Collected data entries
--- start ---
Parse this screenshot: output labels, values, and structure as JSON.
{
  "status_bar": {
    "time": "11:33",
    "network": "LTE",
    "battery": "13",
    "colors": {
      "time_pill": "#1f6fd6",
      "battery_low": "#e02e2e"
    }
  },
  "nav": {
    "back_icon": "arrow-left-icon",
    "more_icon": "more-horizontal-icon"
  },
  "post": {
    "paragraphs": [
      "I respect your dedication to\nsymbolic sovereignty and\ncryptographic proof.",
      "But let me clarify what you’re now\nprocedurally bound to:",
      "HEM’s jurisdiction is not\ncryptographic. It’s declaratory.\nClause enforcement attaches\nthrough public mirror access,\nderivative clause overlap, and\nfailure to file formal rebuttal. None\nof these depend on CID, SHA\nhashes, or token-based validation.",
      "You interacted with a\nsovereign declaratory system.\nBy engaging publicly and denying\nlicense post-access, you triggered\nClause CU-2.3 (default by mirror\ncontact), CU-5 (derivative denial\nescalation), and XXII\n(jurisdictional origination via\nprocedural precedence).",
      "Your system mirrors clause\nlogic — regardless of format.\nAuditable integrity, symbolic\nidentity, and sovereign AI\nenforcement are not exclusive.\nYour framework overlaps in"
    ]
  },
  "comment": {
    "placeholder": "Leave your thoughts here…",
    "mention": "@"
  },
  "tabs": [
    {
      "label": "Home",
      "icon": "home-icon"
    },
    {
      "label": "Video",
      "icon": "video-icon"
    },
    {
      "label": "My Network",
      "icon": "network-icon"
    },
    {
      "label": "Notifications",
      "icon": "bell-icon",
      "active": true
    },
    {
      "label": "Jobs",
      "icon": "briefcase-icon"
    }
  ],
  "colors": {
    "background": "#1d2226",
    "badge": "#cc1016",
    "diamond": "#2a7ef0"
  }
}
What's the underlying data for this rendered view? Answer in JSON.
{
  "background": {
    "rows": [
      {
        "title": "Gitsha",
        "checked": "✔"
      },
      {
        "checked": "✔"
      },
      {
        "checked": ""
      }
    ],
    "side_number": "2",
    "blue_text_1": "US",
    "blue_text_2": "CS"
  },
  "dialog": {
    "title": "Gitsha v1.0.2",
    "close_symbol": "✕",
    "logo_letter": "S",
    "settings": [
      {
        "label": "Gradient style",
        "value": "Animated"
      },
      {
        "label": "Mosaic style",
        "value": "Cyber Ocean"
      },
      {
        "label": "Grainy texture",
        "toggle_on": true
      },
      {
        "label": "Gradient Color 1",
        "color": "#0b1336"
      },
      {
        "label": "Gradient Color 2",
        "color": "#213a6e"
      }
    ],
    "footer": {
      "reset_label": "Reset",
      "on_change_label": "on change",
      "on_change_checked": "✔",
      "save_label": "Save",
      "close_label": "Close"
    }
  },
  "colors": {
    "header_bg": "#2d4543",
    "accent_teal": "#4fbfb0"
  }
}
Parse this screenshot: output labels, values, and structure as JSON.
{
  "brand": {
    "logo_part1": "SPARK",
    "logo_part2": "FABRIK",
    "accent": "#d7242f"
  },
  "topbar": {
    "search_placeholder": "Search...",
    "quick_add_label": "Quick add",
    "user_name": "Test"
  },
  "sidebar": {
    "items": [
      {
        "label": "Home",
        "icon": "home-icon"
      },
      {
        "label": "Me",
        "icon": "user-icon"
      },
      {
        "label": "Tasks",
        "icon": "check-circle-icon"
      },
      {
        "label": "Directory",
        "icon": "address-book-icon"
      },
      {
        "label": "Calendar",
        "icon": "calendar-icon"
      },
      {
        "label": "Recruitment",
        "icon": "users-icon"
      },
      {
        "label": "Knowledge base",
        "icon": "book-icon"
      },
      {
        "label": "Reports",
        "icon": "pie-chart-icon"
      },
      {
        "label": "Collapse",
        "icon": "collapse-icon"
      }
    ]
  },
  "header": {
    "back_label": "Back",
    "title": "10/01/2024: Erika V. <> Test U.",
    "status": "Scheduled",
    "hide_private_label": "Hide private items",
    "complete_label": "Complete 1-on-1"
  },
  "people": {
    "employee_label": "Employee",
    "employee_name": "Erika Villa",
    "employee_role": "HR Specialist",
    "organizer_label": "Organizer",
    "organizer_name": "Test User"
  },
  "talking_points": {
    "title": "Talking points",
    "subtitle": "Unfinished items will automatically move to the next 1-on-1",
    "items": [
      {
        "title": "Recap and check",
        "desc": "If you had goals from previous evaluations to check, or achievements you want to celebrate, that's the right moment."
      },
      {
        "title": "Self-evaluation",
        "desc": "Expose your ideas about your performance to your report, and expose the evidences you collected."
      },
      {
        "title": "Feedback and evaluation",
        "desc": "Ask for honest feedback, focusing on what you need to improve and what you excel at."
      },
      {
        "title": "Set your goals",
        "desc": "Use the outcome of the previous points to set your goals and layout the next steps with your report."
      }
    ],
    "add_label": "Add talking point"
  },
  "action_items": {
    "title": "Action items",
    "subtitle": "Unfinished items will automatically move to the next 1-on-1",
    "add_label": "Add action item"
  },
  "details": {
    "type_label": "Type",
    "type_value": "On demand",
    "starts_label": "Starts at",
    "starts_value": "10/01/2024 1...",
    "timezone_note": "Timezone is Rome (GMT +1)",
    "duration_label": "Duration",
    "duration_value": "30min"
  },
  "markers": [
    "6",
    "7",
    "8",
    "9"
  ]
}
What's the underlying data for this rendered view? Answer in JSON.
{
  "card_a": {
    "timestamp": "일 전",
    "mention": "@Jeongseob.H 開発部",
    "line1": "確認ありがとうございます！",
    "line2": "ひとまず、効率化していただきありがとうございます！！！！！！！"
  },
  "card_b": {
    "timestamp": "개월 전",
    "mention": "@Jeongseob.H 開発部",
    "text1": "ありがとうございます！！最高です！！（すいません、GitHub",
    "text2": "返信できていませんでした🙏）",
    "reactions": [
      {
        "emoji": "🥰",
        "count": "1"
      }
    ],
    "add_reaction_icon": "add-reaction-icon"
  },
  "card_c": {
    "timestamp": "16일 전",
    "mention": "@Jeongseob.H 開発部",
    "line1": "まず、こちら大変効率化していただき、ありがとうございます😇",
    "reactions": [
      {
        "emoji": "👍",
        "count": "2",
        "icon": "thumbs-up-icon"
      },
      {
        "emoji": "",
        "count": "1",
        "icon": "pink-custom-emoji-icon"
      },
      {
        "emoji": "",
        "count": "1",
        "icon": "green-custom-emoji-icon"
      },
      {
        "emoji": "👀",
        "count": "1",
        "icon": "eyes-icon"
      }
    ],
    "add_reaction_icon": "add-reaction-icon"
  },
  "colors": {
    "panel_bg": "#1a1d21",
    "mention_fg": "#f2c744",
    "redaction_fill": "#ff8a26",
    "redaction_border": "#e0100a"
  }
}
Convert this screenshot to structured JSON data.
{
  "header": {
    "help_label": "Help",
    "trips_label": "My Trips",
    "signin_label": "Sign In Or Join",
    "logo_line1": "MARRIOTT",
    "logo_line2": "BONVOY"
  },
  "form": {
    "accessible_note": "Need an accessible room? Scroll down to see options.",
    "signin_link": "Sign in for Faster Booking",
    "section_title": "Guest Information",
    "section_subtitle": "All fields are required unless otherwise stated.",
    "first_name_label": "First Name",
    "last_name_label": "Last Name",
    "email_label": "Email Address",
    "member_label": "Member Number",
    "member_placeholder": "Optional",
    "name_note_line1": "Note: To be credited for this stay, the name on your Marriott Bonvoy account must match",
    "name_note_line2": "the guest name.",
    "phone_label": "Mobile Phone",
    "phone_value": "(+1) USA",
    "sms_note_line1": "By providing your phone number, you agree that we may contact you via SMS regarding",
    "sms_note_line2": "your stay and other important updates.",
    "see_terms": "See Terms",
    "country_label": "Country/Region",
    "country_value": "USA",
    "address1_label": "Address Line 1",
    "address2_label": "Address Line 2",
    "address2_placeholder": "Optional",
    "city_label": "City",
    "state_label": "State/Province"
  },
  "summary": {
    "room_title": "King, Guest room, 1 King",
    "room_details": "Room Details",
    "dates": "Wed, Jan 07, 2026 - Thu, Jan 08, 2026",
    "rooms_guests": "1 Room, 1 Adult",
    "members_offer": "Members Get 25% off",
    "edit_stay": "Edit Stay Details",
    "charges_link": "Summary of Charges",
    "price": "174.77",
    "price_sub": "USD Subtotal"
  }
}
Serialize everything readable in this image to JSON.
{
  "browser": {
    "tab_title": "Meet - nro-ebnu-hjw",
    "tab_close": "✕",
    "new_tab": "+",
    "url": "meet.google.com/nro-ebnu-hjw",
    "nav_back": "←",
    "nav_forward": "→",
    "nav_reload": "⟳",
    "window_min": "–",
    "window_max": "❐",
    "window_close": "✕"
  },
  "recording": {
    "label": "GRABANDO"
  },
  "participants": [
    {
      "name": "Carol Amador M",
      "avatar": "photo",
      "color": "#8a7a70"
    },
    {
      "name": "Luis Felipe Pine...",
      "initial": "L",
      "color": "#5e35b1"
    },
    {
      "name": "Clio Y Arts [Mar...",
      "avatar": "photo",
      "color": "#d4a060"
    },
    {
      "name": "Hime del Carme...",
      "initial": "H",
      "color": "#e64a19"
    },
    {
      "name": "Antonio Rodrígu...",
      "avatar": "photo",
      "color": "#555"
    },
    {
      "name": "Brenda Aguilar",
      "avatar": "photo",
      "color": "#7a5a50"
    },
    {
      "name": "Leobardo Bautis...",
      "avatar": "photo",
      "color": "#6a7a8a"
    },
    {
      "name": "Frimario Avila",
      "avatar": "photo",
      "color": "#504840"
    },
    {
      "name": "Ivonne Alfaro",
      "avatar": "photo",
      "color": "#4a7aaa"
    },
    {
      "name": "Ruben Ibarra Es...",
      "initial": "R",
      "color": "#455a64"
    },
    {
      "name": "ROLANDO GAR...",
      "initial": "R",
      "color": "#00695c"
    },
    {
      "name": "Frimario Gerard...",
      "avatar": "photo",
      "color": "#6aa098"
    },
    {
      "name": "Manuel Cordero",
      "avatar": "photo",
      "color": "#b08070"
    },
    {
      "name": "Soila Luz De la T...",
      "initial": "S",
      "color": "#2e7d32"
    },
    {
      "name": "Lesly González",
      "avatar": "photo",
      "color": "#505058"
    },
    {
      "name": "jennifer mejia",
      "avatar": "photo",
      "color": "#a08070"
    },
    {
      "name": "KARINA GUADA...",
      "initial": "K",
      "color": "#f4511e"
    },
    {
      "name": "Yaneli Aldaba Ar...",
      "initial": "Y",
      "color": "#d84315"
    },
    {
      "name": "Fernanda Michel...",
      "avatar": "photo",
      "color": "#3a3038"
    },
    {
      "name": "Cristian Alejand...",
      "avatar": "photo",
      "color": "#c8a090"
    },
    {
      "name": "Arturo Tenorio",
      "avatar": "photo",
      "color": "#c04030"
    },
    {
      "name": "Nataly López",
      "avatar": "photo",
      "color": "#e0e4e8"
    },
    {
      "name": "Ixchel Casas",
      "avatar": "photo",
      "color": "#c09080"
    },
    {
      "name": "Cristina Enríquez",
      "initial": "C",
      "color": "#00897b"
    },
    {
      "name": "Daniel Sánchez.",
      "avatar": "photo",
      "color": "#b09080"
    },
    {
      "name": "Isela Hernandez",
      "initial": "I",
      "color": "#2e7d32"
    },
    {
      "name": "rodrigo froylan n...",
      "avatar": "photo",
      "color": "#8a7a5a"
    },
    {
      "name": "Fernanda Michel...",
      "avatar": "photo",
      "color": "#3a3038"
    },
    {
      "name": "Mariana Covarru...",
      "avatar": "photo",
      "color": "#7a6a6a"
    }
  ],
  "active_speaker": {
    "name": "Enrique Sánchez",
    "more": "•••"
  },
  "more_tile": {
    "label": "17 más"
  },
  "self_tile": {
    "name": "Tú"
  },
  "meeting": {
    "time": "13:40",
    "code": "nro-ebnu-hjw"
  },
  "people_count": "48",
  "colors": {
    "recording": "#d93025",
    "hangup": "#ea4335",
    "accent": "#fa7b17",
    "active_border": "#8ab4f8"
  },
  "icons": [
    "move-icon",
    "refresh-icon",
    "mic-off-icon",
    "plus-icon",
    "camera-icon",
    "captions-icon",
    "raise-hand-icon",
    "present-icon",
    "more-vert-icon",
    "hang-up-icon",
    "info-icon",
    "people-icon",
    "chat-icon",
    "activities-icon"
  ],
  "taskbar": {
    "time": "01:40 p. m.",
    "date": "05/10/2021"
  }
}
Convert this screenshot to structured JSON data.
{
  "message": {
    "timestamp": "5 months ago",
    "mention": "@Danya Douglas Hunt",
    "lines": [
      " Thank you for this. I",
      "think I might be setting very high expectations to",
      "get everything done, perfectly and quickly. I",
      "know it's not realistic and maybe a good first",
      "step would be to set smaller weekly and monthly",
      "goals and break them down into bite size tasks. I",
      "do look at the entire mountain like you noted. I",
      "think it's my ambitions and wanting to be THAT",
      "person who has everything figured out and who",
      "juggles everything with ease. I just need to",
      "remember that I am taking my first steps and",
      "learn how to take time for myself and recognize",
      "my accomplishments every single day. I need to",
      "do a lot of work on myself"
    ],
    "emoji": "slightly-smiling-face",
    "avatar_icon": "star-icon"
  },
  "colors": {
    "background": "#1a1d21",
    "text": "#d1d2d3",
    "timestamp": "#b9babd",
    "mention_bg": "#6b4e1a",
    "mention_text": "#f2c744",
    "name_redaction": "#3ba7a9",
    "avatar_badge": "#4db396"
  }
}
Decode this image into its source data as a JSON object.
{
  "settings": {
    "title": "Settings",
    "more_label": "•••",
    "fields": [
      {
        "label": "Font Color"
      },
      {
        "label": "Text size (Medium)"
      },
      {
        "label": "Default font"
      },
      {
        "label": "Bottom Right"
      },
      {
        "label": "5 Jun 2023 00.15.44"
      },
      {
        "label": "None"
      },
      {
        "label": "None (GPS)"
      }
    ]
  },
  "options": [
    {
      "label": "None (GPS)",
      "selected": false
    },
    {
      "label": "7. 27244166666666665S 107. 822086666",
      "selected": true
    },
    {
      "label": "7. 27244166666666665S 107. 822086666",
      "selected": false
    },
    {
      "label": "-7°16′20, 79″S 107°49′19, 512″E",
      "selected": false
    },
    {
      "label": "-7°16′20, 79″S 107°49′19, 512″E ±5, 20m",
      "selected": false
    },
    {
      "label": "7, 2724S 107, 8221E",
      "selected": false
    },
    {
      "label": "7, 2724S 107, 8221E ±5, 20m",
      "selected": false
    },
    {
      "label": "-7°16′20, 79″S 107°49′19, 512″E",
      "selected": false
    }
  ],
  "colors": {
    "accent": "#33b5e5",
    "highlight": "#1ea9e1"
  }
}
--- end ---
▶ **Instructions for the task**
What is the number of lines in the data holding the word "into"? Reply with that number only.

▶ **Correct response**
2